_Your task_:
Would you repeat every line of the material exactly?
------------------------------------
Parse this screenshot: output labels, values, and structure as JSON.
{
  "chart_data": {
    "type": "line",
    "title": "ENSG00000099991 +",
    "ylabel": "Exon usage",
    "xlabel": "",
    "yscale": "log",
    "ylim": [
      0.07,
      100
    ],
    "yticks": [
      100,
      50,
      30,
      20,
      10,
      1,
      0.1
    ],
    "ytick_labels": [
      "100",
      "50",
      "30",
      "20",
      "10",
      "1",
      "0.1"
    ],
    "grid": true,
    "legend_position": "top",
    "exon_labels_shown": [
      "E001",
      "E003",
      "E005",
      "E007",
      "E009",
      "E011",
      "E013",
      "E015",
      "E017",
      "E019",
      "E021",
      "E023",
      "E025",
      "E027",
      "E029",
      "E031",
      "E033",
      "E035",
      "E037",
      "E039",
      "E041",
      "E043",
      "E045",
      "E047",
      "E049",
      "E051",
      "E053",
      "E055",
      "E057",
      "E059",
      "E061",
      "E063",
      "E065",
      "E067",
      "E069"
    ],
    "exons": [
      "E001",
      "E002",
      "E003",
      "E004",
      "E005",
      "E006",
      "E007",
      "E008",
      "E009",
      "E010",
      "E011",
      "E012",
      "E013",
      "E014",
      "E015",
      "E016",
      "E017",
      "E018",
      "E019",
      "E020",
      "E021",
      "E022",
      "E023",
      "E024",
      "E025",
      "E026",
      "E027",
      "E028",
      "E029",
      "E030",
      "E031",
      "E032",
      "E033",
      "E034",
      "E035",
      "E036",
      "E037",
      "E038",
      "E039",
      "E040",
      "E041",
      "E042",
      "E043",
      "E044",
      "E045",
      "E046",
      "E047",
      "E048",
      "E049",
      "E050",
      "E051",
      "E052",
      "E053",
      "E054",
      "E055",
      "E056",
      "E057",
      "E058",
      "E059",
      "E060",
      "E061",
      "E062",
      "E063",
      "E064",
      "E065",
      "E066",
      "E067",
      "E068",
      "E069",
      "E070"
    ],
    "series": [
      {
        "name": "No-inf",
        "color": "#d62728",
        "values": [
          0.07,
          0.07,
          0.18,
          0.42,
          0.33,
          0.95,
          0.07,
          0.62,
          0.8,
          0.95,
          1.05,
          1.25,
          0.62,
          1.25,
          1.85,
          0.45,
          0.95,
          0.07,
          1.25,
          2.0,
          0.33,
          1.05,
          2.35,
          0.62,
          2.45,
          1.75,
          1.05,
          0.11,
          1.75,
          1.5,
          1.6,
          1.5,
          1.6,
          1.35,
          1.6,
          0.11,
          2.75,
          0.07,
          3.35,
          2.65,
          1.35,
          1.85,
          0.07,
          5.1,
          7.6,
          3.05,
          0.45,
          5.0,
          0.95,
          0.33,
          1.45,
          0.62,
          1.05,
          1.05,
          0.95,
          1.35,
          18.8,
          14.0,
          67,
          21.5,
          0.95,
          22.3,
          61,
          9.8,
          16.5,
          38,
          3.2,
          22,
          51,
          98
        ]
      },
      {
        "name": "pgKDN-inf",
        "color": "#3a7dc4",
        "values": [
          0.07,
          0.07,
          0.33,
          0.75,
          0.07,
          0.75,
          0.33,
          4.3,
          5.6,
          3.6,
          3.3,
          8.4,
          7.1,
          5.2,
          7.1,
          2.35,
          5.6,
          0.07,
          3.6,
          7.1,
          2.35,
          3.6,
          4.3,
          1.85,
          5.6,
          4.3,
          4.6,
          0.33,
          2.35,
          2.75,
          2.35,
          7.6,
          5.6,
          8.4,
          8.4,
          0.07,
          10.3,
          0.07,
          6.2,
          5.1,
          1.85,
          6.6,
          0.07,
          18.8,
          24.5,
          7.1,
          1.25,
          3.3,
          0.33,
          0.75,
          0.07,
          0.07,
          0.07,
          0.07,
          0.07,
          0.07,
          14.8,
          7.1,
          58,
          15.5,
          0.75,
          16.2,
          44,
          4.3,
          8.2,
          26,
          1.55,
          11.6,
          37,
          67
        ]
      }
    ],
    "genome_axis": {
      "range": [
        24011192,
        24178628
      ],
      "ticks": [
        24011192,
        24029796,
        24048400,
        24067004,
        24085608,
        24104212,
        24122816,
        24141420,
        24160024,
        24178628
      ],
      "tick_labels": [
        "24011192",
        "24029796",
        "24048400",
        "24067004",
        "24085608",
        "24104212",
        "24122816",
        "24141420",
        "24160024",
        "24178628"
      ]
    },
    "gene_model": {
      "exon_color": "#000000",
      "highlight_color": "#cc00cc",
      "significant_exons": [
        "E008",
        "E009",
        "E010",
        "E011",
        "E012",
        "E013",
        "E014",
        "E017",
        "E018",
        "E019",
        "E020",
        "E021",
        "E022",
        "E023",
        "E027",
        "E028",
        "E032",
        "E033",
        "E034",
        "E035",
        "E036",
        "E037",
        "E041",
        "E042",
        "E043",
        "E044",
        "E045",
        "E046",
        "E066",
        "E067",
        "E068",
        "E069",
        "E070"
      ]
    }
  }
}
------------------------------------
_Your response_:
Parse this screenshot: output labels, values, and structure as JSON.
{
  "chart_data": {
    "type": "line",
    "title": "ENSG00000099991 +",
    "ylabel": "Exon usage",
    "xlabel": "",
    "yscale": "log",
    "ylim": [
      0.07,
      100
    ],
    "yticks": [
      100,
      50,
      30,
      20,
      10,
      1,
      0.1
    ],
    "ytick_labels": [
      "100",
      "50",
      "30",
      "20",
      "10",
      "1",
      "0.1"
    ],
    "grid": true,
    "legend_position": "top",
    "exon_labels_shown": [
      "E001",
      "E003",
      "E005",
      "E007",
      "E009",
      "E011",
      "E013",
      "E015",
      "E017",
      "E019",
      "E021",
      "E023",
      "E025",
      "E027",
      "E029",
      "E031",
      "E033",
      "E035",
      "E037",
      "E039",
      "E041",
      "E043",
      "E045",
      "E047",
      "E049",
      "E051",
      "E053",
      "E055",
      "E057",
      "E059",
      "E061",
      "E063",
      "E065",
      "E067",
      "E069"
    ],
    "exons": [
      "E001",
      "E002",
      "E003",
      "E004",
      "E005",
      "E006",
      "E007",
      "E008",
      "E009",
      "E010",
      "E011",
      "E012",
      "E013",
      "E014",
      "E015",
      "E016",
      "E017",
      "E018",
      "E019",
      "E020",
      "E021",
      "E022",
      "E023",
      "E024",
      "E025",
      "E026",
      "E027",
      "E028",
      "E029",
      "E030",
      "E031",
      "E032",
      "E033",
      "E034",
      "E035",
      "E036",
      "E037",
      "E038",
      "E039",
      "E040",
      "E041",
      "E042",
      "E043",
      "E044",
      "E045",
      "E046",
      "E047",
      "E048",
      "E049",
      "E050",
      "E051",
      "E052",
      "E053",
      "E054",
      "E055",
      "E056",
      "E057",
      "E058",
      "E059",
      "E060",
      "E061",
      "E062",
      "E063",
      "E064",
      "E065",
      "E066",
      "E067",
      "E068",
      "E069",
      "E070"
    ],
    "series": [
      {
        "name": "No-inf",
        "color": "#d62728",
        "values": [
          0.07,
          0.07,
          0.18,
          0.42,
          0.33,
          0.95,
          0.07,
          0.62,
          0.8,
          0.95,
          1.05,
          1.25,
          0.62,
          1.25,
          1.85,
          0.45,
          0.95,
          0.07,
          1.25,
          2.0,
          0.33,
          1.05,
          2.35,
          0.62,
          2.45,
          1.75,
          1.05,
          0.11,
          1.75,
          1.5,
          1.6,
          1.5,
          1.6,
          1.35,
          1.6,
          0.11,
          2.75,
          0.07,
          3.35,
          2.65,
          1.35,
          1.85,
          0.07,
          5.1,
          7.6,
          3.05,
          0.45,
          5.0,
          0.95,
          0.33,
          1.45,
          0.62,
          1.05,
          1.05,
          0.95,
          1.35,
          18.8,
          14.0,
          67,
          21.5,
          0.95,
          22.3,
          61,
          9.8,
          16.5,
          38,
          3.2,
          22,
          51,
          98
        ]
      },
      {
        "name": "pgKDN-inf",
        "color": "#3a7dc4",
        "values": [
          0.07,
          0.07,
          0.33,
          0.75,
          0.07,
          0.75,
          0.33,
          4.3,
          5.6,
          3.6,
          3.3,
          8.4,
          7.1,
          5.2,
          7.1,
          2.35,
          5.6,
          0.07,
          3.6,
          7.1,
          2.35,
          3.6,
          4.3,
          1.85,
          5.6,
          4.3,
          4.6,
          0.33,
          2.35,
          2.75,
          2.35,
          7.6,
          5.6,
          8.4,
          8.4,
          0.07,
          10.3,
          0.07,
          6.2,
          5.1,
          1.85,
          6.6,
          0.07,
          18.8,
          24.5,
          7.1,
          1.25,
          3.3,
          0.33,
          0.75,
          0.07,
          0.07,
          0.07,
          0.07,
          0.07,
          0.07,
          14.8,
          7.1,
          58,
          15.5,
          0.75,
          16.2,
          44,
          4.3,
          8.2,
          26,
          1.55,
          11.6,
          37,
          67
        ]
      }
    ],
    "genome_axis": {
      "range": [
        24011192,
        24178628
      ],
      "ticks": [
        24011192,
        24029796,
        24048400,
        24067004,
        24085608,
        24104212,
        24122816,
        24141420,
        24160024,
        24178628
      ],
      "tick_labels": [
        "24011192",
        "24029796",
        "24048400",
        "24067004",
        "24085608",
        "24104212",
        "24122816",
        "24141420",
        "24160024",
        "24178628"
      ]
    },
    "gene_model": {
      "exon_color": "#000000",
      "highlight_color": "#cc00cc",
      "significant_exons": [
        "E008",
        "E009",
        "E010",
        "E011",
        "E012",
        "E013",
        "E014",
        "E017",
        "E018",
        "E019",
        "E020",
        "E021",
        "E022",
        "E023",
        "E027",
        "E028",
        "E032",
        "E033",
        "E034",
        "E035",
        "E036",
        "E037",
        "E041",
        "E042",
        "E043",
        "E044",
        "E045",
        "E046",
        "E066",
        "E067",
        "E068",
        "E069",
        "E070"
      ]
    }
  }
}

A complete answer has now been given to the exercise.